▶ _Given exercise_
Your task is to extract every line from the material below exactly.

▶ _Information given_

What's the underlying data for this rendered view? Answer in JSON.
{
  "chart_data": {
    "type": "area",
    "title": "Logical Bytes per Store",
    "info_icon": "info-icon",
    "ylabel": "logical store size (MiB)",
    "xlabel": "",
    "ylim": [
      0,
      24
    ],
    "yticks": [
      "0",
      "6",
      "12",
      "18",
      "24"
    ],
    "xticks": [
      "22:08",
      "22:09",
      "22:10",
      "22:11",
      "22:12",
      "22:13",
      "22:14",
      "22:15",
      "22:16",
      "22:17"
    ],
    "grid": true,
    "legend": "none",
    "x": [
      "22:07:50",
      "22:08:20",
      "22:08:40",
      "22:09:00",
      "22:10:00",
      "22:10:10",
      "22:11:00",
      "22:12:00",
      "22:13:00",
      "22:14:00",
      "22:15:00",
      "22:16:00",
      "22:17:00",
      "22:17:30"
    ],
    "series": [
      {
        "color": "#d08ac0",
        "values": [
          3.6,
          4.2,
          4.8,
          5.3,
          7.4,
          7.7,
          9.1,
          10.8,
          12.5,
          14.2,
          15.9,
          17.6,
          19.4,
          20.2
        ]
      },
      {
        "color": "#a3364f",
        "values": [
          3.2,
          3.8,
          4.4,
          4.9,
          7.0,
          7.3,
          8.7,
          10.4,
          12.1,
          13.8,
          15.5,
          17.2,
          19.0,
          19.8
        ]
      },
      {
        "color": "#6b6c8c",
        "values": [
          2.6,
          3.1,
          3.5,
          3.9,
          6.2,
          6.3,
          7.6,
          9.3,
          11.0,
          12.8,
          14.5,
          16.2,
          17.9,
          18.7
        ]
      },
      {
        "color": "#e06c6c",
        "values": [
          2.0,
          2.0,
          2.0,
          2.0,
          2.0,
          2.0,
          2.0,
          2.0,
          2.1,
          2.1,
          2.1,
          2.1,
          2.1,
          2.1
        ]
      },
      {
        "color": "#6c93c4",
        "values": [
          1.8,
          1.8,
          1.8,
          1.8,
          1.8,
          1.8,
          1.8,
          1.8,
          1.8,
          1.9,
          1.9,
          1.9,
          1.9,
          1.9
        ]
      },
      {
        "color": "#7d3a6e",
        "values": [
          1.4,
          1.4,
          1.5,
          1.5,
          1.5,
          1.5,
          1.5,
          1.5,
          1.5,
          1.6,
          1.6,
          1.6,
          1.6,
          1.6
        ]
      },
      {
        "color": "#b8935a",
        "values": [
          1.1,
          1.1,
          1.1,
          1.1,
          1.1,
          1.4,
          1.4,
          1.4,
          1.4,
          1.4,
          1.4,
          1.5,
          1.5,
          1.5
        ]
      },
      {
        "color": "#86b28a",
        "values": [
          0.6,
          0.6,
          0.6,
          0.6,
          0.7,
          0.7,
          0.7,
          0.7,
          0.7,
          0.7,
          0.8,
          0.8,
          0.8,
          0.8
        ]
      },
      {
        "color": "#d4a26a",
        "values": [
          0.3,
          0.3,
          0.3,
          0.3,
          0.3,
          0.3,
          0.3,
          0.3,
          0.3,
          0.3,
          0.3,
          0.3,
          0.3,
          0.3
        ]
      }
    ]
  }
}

▶ _Answer to the task_
What's the underlying data for this rendered view? Answer in JSON.
{
  "chart_data": {
    "type": "area",
    "title": "Logical Bytes per Store",
    "info_icon": "info-icon",
    "ylabel": "logical store size (MiB)",
    "xlabel": "",
    "ylim": [
      0,
      24
    ],
    "yticks": [
      "0",
      "6",
      "12",
      "18",
      "24"
    ],
    "xticks": [
      "22:08",
      "22:09",
      "22:10",
      "22:11",
      "22:12",
      "22:13",
      "22:14",
      "22:15",
      "22:16",
      "22:17"
    ],
    "grid": true,
    "legend": "none",
    "x": [
      "22:07:50",
      "22:08:20",
      "22:08:40",
      "22:09:00",
      "22:10:00",
      "22:10:10",
      "22:11:00",
      "22:12:00",
      "22:13:00",
      "22:14:00",
      "22:15:00",
      "22:16:00",
      "22:17:00",
      "22:17:30"
    ],
    "series": [
      {
        "color": "#d08ac0",
        "values": [
          3.6,
          4.2,
          4.8,
          5.3,
          7.4,
          7.7,
          9.1,
          10.8,
          12.5,
          14.2,
          15.9,
          17.6,
          19.4,
          20.2
        ]
      },
      {
        "color": "#a3364f",
        "values": [
          3.2,
          3.8,
          4.4,
          4.9,
          7.0,
          7.3,
          8.7,
          10.4,
          12.1,
          13.8,
          15.5,
          17.2,
          19.0,
          19.8
        ]
      },
      {
        "color": "#6b6c8c",
        "values": [
          2.6,
          3.1,
          3.5,
          3.9,
          6.2,
          6.3,
          7.6,
          9.3,
          11.0,
          12.8,
          14.5,
          16.2,
          17.9,
          18.7
        ]
      },
      {
        "color": "#e06c6c",
        "values": [
          2.0,
          2.0,
          2.0,
          2.0,
          2.0,
          2.0,
          2.0,
          2.0,
          2.1,
          2.1,
          2.1,
          2.1,
          2.1,
          2.1
        ]
      },
      {
        "color": "#6c93c4",
        "values": [
          1.8,
          1.8,
          1.8,
          1.8,
          1.8,
          1.8,
          1.8,
          1.8,
          1.8,
          1.9,
          1.9,
          1.9,
          1.9,
          1.9
        ]
      },
      {
        "color": "#7d3a6e",
        "values": [
          1.4,
          1.4,
          1.5,
          1.5,
          1.5,
          1.5,
          1.5,
          1.5,
          1.5,
          1.6,
          1.6,
          1.6,
          1.6,
          1.6
        ]
      },
      {
        "color": "#b8935a",
        "values": [
          1.1,
          1.1,
          1.1,
          1.1,
          1.1,
          1.4,
          1.4,
          1.4,
          1.4,
          1.4,
          1.4,
          1.5,
          1.5,
          1.5
        ]
      },
      {
        "color": "#86b28a",
        "values": [
          0.6,
          0.6,
          0.6,
          0.6,
          0.7,
          0.7,
          0.7,
          0.7,
          0.7,
          0.7,
          0.8,
          0.8,
          0.8,
          0.8
        ]
      },
      {
        "color": "#d4a26a",
        "values": [
          0.3,
          0.3,
          0.3,
          0.3,
          0.3,
          0.3,
          0.3,
          0.3,
          0.3,
          0.3,
          0.3,
          0.3,
          0.3,
          0.3
        ]
      }
    ]
  }
}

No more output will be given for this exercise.